• To do: Each line holding the word "subtitle" counts once; give the total and nothing more.
* Start *
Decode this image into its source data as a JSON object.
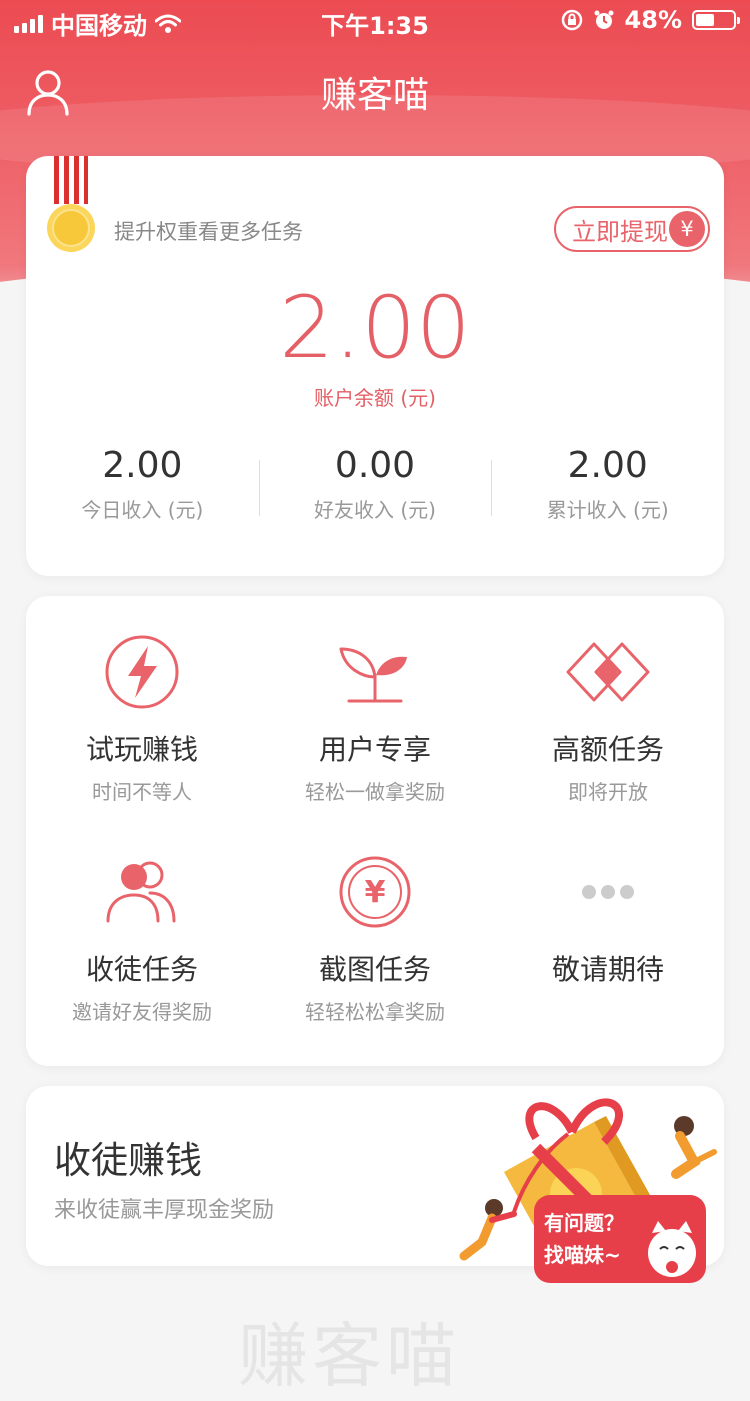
{
  "status_bar": {
    "carrier": "中国移动",
    "time": "下午1:35",
    "battery": "48%"
  },
  "nav": {
    "title": "赚客喵"
  },
  "account": {
    "upgrade_hint": "提升权重看更多任务",
    "withdraw_label": "立即提现",
    "withdraw_icon": "¥",
    "balance": "2.00",
    "balance_label": "账户余额 (元)",
    "stats": [
      {
        "value": "2.00",
        "label": "今日收入 (元)"
      },
      {
        "value": "0.00",
        "label": "好友收入 (元)"
      },
      {
        "value": "2.00",
        "label": "累计收入 (元)"
      }
    ]
  },
  "tasks": [
    {
      "title": "试玩赚钱",
      "subtitle": "时间不等人",
      "icon": "lightning-icon"
    },
    {
      "title": "用户专享",
      "subtitle": "轻松一做拿奖励",
      "icon": "sprout-icon"
    },
    {
      "title": "高额任务",
      "subtitle": "即将开放",
      "icon": "diamond-icon"
    },
    {
      "title": "收徒任务",
      "subtitle": "邀请好友得奖励",
      "icon": "users-icon"
    },
    {
      "title": "截图任务",
      "subtitle": "轻轻松松拿奖励",
      "icon": "yen-coin-icon"
    },
    {
      "title": "敬请期待",
      "subtitle": "",
      "icon": "more-dots-icon"
    }
  ],
  "invite": {
    "title": "收徒赚钱",
    "subtitle": "来收徒赢丰厚现金奖励"
  },
  "help": {
    "line1": "有问题？",
    "line2": "找喵妹~"
  },
  "footer_text": "赚客喵",
  "colors": {
    "primary": "#e8646a",
    "header": "#ec4b52"
  }
}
* End *
• Output of the task: 7